• DATA SUPPLIED
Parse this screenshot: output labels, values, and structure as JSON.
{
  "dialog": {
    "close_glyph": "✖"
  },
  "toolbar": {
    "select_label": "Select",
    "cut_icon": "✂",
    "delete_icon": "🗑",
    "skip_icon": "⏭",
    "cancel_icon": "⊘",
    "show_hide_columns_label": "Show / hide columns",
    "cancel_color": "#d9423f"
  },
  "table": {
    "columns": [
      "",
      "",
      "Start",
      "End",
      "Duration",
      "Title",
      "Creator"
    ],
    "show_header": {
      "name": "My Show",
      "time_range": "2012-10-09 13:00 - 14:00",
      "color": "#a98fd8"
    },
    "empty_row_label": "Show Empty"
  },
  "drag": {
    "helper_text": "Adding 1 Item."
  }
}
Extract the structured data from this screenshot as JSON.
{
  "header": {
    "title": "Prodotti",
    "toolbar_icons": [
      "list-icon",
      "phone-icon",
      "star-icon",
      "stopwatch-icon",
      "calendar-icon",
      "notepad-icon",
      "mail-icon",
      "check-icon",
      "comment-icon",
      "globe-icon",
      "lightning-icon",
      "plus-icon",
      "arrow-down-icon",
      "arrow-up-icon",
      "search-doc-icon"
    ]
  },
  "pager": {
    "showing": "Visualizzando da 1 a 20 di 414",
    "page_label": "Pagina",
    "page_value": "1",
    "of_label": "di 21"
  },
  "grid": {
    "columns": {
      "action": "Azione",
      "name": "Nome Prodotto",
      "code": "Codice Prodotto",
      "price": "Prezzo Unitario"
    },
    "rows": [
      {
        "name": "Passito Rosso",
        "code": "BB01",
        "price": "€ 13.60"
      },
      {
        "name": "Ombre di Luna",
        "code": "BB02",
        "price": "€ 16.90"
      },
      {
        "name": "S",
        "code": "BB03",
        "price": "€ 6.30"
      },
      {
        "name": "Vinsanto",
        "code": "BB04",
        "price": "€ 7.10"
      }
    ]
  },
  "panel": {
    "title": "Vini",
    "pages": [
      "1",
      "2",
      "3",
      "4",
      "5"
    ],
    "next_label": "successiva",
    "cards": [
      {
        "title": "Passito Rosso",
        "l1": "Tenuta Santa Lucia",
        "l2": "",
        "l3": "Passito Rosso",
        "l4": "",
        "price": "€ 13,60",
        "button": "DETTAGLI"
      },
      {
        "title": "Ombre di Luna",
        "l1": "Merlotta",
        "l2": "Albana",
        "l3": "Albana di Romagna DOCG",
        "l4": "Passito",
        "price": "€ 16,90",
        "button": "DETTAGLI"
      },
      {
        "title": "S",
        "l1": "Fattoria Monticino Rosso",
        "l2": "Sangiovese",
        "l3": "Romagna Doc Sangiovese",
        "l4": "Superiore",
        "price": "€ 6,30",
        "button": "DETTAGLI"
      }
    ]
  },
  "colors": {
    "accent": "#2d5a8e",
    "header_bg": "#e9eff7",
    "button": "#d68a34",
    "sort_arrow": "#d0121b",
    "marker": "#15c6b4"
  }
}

• AIM
Pull every line containing "this" out of the records.

• OUTPUT OF THE TASK
Parse this screenshot: output labels, values, and structure as JSON.
Extract the structured data from this screenshot as JSON.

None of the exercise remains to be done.